(Figure contents as structured data)
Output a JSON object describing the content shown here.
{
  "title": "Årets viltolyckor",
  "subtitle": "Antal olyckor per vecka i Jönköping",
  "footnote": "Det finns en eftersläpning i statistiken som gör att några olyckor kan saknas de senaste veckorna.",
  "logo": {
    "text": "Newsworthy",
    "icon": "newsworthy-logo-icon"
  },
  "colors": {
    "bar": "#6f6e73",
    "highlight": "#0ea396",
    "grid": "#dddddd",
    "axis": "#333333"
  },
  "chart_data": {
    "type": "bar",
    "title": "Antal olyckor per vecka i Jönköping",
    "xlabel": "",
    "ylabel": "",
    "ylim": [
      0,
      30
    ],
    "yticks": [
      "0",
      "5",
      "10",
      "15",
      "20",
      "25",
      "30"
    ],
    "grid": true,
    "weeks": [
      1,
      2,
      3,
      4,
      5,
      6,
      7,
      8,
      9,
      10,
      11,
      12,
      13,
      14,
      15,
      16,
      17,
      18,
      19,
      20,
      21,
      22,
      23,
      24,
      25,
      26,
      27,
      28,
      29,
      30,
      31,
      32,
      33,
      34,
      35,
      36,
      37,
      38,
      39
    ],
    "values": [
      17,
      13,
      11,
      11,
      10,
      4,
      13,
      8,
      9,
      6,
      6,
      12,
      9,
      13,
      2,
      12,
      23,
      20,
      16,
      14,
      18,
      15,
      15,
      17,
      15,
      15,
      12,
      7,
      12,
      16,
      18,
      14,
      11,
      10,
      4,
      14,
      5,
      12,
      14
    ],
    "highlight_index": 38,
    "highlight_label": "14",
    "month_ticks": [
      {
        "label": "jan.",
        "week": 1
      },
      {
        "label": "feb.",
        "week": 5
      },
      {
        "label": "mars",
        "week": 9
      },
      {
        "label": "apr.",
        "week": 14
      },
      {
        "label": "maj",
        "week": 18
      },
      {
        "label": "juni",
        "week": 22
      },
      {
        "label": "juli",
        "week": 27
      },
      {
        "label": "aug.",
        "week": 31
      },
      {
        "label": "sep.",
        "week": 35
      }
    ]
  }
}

Task objective: Please give back all of the records exactly as written.

Answer to this problem:
Output a JSON object describing the content shown here.
{
  "title": "Årets viltolyckor",
  "subtitle": "Antal olyckor per vecka i Jönköping",
  "footnote": "Det finns en eftersläpning i statistiken som gör att några olyckor kan saknas de senaste veckorna.",
  "logo": {
    "text": "Newsworthy",
    "icon": "newsworthy-logo-icon"
  },
  "colors": {
    "bar": "#6f6e73",
    "highlight": "#0ea396",
    "grid": "#dddddd",
    "axis": "#333333"
  },
  "chart_data": {
    "type": "bar",
    "title": "Antal olyckor per vecka i Jönköping",
    "xlabel": "",
    "ylabel": "",
    "ylim": [
      0,
      30
    ],
    "yticks": [
      "0",
      "5",
      "10",
      "15",
      "20",
      "25",
      "30"
    ],
    "grid": true,
    "weeks": [
      1,
      2,
      3,
      4,
      5,
      6,
      7,
      8,
      9,
      10,
      11,
      12,
      13,
      14,
      15,
      16,
      17,
      18,
      19,
      20,
      21,
      22,
      23,
      24,
      25,
      26,
      27,
      28,
      29,
      30,
      31,
      32,
      33,
      34,
      35,
      36,
      37,
      38,
      39
    ],
    "values": [
      17,
      13,
      11,
      11,
      10,
      4,
      13,
      8,
      9,
      6,
      6,
      12,
      9,
      13,
      2,
      12,
      23,
      20,
      16,
      14,
      18,
      15,
      15,
      17,
      15,
      15,
      12,
      7,
      12,
      16,
      18,
      14,
      11,
      10,
      4,
      14,
      5,
      12,
      14
    ],
    "highlight_index": 38,
    "highlight_label": "14",
    "month_ticks": [
      {
        "label": "jan.",
        "week": 1
      },
      {
        "label": "feb.",
        "week": 5
      },
      {
        "label": "mars",
        "week": 9
      },
      {
        "label": "apr.",
        "week": 14
      },
      {
        "label": "maj",
        "week": 18
      },
      {
        "label": "juni",
        "week": 22
      },
      {
        "label": "juli",
        "week": 27
      },
      {
        "label": "aug.",
        "week": 31
      },
      {
        "label": "sep.",
        "week": 35
      }
    ]
  }
}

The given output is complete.